--- What the task asks ---
Repeat the listing below in full, exactly as it stands.

Collected data entries
======

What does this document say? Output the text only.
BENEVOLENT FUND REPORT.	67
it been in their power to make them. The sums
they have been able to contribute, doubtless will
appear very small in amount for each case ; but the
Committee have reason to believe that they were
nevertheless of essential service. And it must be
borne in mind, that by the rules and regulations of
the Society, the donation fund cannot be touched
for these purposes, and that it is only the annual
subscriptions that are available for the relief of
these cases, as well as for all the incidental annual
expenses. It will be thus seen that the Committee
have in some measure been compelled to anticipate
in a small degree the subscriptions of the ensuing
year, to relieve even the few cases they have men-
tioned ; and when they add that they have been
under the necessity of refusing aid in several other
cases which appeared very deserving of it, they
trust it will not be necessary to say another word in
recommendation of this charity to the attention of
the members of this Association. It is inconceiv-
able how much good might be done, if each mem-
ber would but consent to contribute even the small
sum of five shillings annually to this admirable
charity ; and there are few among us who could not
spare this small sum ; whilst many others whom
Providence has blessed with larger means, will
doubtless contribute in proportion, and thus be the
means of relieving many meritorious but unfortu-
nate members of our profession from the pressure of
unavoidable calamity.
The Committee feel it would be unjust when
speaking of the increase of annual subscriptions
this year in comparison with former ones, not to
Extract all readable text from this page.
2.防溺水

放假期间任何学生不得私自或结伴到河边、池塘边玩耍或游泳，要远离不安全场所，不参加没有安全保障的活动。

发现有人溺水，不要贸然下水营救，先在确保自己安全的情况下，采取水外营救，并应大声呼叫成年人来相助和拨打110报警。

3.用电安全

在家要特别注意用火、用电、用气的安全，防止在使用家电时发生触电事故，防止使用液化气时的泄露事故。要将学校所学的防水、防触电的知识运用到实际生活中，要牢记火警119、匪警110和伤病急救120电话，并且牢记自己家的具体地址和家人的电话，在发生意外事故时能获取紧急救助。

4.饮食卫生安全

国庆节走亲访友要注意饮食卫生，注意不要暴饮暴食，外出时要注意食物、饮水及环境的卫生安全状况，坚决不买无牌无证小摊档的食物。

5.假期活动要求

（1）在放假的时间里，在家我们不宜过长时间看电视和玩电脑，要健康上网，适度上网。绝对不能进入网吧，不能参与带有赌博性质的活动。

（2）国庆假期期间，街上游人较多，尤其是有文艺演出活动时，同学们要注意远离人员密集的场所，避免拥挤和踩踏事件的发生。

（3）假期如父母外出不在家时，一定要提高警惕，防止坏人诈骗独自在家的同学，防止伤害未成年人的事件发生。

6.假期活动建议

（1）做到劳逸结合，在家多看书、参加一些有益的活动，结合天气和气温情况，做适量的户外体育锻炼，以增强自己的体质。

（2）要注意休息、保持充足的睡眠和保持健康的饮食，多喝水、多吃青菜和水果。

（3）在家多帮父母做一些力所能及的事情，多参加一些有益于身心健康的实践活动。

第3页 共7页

======

--- Result for this exercise ---
What does this document say? Output the text only.
BENEVOLENT FUND REPORT.	67
it been in their power to make them. The sums
they have been able to contribute, doubtless will
appear very small in amount for each case ; but the
Committee have reason to believe that they were
nevertheless of essential service. And it must be
borne in mind, that by the rules and regulations of
the Society, the donation fund cannot be touched
for these purposes, and that it is only the annual
subscriptions that are available for the relief of
these cases, as well as for all the incidental annual
expenses. It will be thus seen that the Committee
have in some measure been compelled to anticipate
in a small degree the subscriptions of the ensuing
year, to relieve even the few cases they have men-
tioned ; and when they add that they have been
under the necessity of refusing aid in several other
cases which appeared very deserving of it, they
trust it will not be necessary to say another word in
recommendation of this charity to the attention of
the members of this Association. It is inconceiv-
able how much good might be done, if each mem-
ber would but consent to contribute even the small
sum of five shillings annually to this admirable
charity ; and there are few among us who could not
spare this small sum ; whilst many others whom
Providence has blessed with larger means, will
doubtless contribute in proportion, and thus be the
means of relieving many meritorious but unfortu-
nate members of our profession from the pressure of
unavoidable calamity.
The Committee feel it would be unjust when
speaking of the increase of annual subscriptions
this year in comparison with former ones, not to
Extract all readable text from this page.
2.防溺水

放假期间任何学生不得私自或结伴到河边、池塘边玩耍或游泳，要远离不安全场所，不参加没有安全保障的活动。

发现有人溺水，不要贸然下水营救，先在确保自己安全的情况下，采取水外营救，并应大声呼叫成年人来相助和拨打110报警。

3.用电安全

在家要特别注意用火、用电、用气的安全，防止在使用家电时发生触电事故，防止使用液化气时的泄露事故。要将学校所学的防水、防触电的知识运用到实际生活中，要牢记火警119、匪警110和伤病急救120电话，并且牢记自己家的具体地址和家人的电话，在发生意外事故时能获取紧急救助。

4.饮食卫生安全

国庆节走亲访友要注意饮食卫生，注意不要暴饮暴食，外出时要注意食物、饮水及环境的卫生安全状况，坚决不买无牌无证小摊档的食物。

5.假期活动要求

（1）在放假的时间里，在家我们不宜过长时间看电视和玩电脑，要健康上网，适度上网。绝对不能进入网吧，不能参与带有赌博性质的活动。

（2）国庆假期期间，街上游人较多，尤其是有文艺演出活动时，同学们要注意远离人员密集的场所，避免拥挤和踩踏事件的发生。

（3）假期如父母外出不在家时，一定要提高警惕，防止坏人诈骗独自在家的同学，防止伤害未成年人的事件发生。

6.假期活动建议

（1）做到劳逸结合，在家多看书、参加一些有益的活动，结合天气和气温情况，做适量的户外体育锻炼，以增强自己的体质。

（2）要注意休息、保持充足的睡眠和保持健康的饮食，多喝水、多吃青菜和水果。

（3）在家多帮父母做一些力所能及的事情，多参加一些有益于身心健康的实践活动。

第3页 共7页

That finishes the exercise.